DIRECTIVE >> Present every line in which the string "MIMO" appears.

MATERIAL TO PROCESS >>
= = = = =

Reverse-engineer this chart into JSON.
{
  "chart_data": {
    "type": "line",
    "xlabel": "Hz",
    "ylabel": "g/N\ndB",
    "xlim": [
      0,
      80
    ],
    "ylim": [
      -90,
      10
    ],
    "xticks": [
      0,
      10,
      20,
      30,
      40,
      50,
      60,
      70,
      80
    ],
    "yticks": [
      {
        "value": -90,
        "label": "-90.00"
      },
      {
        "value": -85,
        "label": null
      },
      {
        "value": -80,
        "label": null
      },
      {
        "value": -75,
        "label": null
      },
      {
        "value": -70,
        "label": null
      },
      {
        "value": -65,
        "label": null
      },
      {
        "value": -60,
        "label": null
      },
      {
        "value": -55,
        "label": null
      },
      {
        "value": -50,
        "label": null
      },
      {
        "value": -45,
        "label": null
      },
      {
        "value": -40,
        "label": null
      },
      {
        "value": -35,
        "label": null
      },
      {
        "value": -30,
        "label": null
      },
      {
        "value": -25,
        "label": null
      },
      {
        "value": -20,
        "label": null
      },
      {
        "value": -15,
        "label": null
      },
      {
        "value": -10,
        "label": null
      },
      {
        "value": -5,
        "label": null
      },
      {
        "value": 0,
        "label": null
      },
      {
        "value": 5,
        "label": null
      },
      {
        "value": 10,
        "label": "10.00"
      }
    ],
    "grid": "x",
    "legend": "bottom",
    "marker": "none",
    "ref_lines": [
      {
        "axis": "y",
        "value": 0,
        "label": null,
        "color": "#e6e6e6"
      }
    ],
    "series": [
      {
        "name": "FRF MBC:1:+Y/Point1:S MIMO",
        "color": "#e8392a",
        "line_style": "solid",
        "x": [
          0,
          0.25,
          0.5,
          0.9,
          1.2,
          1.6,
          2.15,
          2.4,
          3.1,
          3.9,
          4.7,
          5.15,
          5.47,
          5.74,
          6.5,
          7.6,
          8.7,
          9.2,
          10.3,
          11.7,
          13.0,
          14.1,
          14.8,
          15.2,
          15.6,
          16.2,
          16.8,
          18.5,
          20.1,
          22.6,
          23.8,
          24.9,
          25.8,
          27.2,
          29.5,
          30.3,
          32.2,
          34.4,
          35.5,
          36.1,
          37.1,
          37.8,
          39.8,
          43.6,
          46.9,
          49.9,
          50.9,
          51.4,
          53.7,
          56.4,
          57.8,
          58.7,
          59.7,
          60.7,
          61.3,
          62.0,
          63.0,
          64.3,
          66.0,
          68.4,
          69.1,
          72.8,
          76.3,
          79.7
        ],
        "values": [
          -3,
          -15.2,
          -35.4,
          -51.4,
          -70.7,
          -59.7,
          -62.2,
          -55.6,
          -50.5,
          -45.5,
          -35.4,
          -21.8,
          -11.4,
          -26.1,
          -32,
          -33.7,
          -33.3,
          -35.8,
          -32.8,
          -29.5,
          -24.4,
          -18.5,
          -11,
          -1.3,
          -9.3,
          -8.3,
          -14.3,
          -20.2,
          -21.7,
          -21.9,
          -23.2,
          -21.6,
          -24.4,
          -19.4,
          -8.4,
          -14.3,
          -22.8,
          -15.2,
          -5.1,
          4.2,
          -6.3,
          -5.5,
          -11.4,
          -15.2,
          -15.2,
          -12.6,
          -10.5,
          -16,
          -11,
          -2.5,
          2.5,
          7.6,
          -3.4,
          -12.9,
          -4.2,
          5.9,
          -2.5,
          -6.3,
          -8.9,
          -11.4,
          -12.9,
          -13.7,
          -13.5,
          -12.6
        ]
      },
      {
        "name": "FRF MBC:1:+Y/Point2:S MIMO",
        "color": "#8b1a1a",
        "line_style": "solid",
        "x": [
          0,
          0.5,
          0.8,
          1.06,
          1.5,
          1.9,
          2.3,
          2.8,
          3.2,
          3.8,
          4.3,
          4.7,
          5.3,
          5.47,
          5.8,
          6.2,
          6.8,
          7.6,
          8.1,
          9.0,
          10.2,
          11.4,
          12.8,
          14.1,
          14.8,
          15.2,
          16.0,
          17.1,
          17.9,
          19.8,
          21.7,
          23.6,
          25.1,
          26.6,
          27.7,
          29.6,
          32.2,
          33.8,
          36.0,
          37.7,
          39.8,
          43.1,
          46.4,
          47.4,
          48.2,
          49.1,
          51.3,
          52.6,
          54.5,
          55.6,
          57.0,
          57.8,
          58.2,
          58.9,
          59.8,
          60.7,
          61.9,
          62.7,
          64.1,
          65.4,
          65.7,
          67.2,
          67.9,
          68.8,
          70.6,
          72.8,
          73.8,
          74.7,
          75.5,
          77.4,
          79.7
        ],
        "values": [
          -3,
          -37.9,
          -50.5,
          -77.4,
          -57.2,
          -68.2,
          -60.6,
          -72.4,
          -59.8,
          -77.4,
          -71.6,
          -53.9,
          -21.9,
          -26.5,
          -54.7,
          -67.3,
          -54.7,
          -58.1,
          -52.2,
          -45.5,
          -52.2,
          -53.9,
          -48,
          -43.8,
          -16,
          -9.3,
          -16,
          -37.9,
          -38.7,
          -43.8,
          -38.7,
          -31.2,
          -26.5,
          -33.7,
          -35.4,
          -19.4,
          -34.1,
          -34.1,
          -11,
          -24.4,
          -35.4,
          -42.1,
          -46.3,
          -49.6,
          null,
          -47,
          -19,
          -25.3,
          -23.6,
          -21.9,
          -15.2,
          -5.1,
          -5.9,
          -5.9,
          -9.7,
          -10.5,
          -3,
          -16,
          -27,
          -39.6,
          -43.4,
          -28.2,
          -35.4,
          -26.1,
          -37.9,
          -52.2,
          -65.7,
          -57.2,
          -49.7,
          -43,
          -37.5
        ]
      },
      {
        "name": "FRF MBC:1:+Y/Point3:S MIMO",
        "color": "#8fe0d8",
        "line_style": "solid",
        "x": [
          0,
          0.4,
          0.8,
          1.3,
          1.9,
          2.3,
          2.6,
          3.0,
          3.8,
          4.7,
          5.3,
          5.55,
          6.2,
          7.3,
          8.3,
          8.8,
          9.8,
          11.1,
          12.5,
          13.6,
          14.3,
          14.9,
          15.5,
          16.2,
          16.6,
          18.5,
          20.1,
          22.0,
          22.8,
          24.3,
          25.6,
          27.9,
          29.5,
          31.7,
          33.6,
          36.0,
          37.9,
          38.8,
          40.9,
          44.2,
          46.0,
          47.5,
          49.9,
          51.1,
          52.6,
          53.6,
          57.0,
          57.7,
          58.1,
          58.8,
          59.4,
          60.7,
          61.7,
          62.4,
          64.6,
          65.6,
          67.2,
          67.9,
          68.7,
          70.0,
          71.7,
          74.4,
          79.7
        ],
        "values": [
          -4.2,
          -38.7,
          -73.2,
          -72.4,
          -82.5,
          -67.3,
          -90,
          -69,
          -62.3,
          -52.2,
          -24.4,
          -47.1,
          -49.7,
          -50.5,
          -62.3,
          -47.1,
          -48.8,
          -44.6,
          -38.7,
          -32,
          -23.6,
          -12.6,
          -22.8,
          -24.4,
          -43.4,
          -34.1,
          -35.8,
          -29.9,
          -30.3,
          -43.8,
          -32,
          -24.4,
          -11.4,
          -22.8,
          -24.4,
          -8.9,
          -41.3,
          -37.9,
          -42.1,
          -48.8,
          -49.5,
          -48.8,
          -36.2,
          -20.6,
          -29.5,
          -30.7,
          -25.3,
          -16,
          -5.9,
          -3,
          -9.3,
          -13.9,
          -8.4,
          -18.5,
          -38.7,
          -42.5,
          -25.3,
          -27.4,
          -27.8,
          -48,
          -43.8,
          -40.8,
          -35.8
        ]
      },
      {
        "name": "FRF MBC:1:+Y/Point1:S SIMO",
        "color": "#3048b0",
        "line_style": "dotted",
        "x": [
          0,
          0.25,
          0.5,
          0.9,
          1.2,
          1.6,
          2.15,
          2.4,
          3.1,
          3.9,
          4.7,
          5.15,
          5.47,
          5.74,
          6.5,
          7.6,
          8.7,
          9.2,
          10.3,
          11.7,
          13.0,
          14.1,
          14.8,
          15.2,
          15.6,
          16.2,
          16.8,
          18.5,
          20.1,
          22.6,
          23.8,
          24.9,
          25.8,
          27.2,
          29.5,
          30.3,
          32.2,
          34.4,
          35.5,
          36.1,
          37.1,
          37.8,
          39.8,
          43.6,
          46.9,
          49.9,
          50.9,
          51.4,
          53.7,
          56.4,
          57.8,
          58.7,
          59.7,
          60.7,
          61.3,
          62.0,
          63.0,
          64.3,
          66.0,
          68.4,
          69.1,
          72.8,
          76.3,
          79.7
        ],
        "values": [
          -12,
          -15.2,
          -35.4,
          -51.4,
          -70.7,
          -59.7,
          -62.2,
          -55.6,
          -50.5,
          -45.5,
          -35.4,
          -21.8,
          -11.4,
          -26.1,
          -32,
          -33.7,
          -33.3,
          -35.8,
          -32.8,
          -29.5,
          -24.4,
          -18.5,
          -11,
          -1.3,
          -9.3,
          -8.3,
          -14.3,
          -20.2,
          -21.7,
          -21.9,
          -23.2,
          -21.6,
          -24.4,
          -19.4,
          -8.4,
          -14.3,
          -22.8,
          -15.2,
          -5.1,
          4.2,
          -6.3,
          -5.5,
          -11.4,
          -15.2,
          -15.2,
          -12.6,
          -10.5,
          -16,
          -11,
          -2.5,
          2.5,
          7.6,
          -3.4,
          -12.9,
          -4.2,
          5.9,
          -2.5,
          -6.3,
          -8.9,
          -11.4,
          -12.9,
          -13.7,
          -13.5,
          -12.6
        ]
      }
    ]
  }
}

= = = = =

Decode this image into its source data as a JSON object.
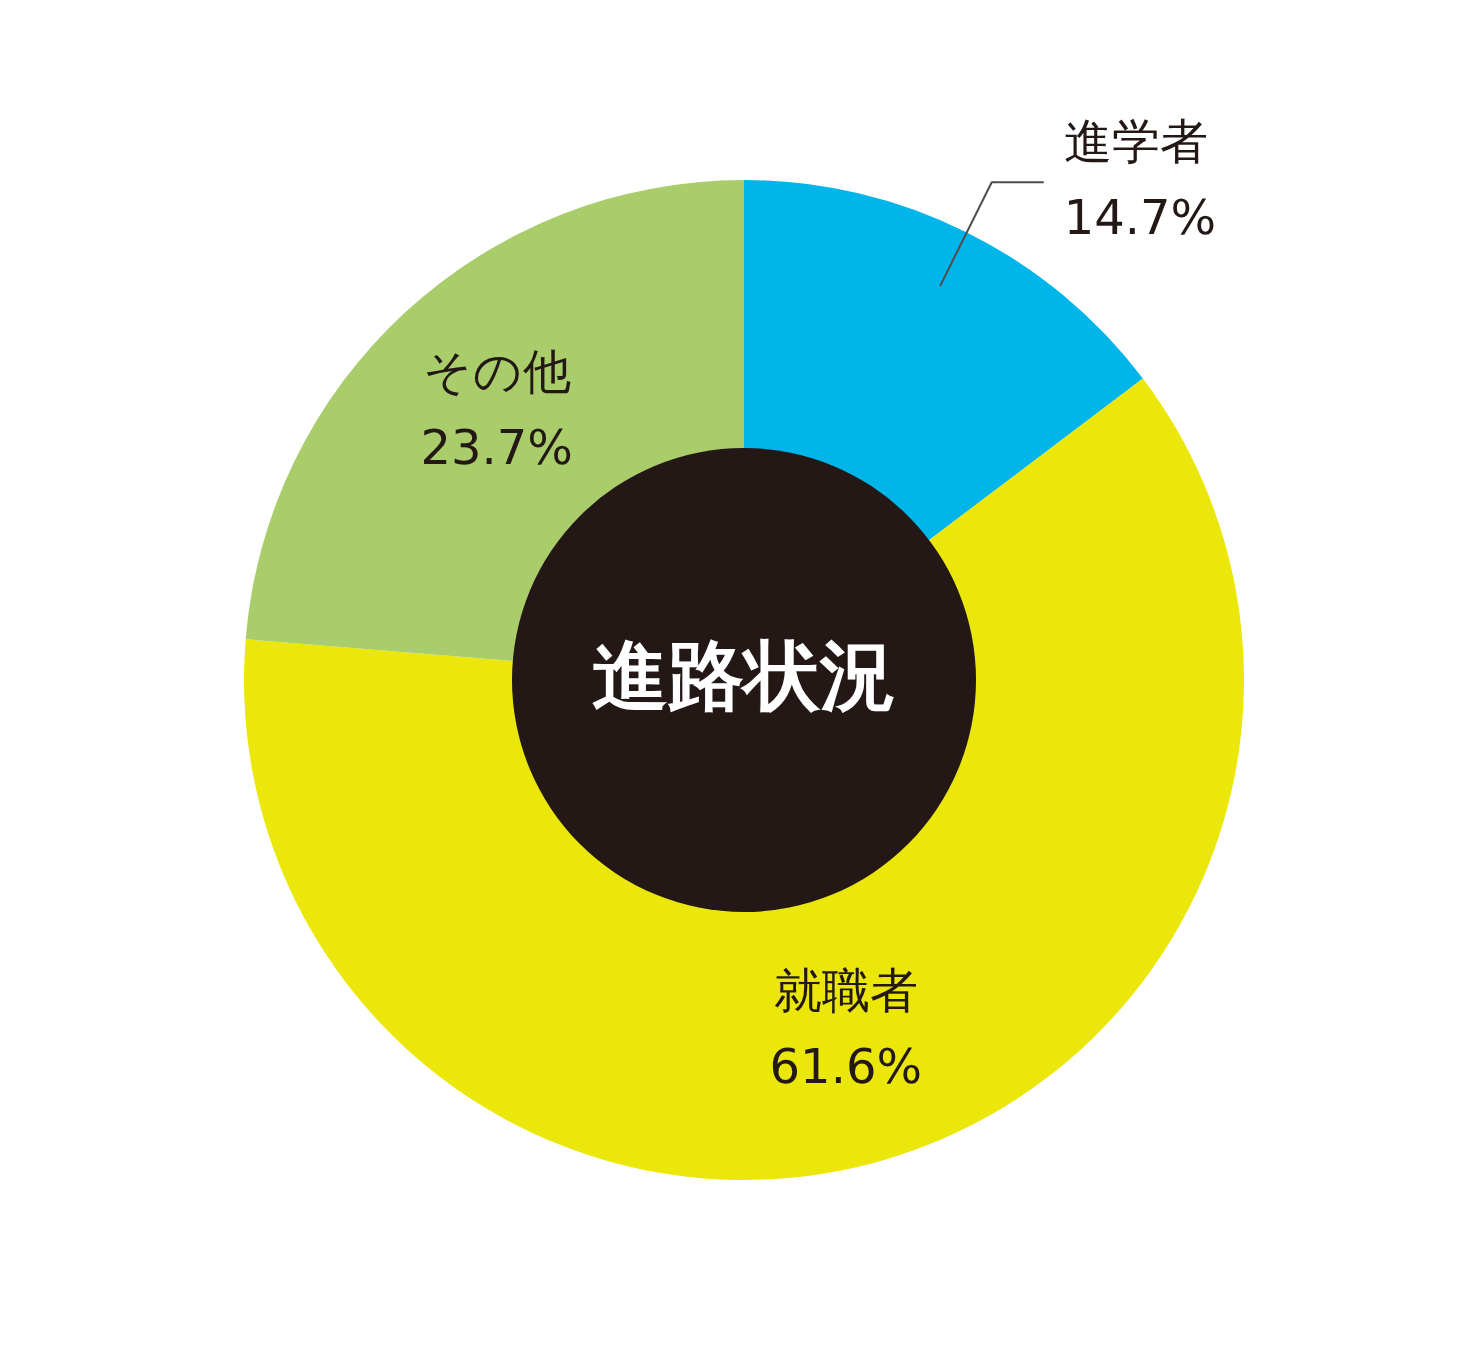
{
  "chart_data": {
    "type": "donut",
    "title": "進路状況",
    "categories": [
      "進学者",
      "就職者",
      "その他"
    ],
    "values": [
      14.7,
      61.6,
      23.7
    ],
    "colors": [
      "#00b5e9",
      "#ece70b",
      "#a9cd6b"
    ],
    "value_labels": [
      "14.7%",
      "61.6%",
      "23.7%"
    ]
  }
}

= = = = =

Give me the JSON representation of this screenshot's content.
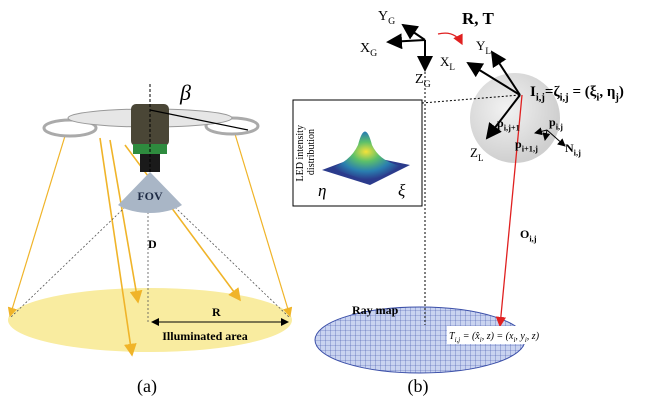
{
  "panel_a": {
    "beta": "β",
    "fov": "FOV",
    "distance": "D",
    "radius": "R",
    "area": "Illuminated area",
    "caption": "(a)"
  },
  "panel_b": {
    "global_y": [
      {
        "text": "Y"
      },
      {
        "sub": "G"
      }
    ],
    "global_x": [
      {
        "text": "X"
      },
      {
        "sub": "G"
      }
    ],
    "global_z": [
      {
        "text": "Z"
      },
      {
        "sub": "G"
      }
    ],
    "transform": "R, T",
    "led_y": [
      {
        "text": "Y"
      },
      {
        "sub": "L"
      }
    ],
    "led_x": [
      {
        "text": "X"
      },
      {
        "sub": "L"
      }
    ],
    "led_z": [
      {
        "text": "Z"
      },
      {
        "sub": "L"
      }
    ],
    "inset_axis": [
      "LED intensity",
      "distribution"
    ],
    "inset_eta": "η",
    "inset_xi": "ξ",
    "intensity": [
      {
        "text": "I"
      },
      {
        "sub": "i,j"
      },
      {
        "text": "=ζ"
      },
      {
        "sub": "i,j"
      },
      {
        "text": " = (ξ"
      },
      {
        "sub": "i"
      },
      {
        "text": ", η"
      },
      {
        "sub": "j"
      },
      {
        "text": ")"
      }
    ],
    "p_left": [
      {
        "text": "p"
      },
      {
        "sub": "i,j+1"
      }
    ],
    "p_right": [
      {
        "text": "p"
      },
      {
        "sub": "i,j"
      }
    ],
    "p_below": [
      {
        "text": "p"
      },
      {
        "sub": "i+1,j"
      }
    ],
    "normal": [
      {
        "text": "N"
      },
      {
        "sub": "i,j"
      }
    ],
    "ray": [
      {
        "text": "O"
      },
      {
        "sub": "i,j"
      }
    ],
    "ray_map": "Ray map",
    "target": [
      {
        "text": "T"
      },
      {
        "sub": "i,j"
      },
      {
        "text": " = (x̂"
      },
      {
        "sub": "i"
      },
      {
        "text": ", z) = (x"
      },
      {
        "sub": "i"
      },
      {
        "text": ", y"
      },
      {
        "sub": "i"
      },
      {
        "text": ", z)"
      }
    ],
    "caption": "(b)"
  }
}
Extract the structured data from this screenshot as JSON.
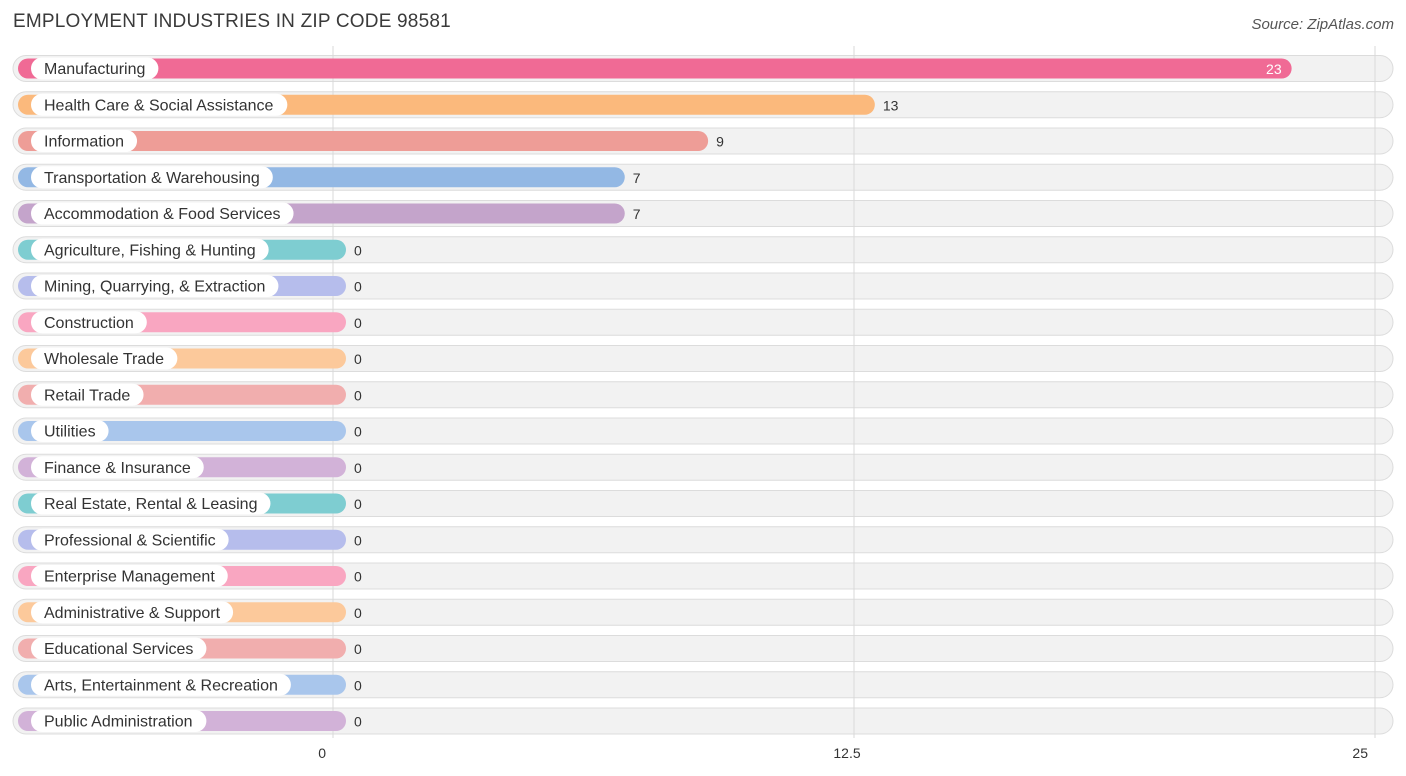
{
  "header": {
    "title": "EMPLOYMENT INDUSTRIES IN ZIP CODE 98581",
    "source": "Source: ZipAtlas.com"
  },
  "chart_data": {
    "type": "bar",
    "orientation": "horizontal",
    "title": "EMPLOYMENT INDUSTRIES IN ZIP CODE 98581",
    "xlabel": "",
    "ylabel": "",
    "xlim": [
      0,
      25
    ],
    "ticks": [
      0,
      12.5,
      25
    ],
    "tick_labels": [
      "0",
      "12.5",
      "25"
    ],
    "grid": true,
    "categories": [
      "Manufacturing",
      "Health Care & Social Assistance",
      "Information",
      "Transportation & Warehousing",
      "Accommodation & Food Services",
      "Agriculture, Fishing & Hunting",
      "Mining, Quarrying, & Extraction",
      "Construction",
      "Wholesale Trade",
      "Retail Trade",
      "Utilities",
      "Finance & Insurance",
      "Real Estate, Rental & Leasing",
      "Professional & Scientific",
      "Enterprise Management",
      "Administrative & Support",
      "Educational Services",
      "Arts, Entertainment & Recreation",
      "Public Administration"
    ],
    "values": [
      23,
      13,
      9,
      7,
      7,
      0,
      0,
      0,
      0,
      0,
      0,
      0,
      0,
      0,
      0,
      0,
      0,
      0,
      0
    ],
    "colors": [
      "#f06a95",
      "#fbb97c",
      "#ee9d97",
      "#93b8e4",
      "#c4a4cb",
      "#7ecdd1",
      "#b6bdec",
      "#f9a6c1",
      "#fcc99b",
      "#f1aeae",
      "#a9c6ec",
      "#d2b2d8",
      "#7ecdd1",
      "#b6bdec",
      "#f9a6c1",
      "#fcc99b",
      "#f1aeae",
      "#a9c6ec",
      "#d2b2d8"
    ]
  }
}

= = = = =

CORRECT RESULT >>
        "name": "FRF MBC:1:+Y/Point1:S MIMO",
        "name": "FRF MBC:1:+Y/Point2:S MIMO",
        "name": "FRF MBC:1:+Y/Point3:S MIMO",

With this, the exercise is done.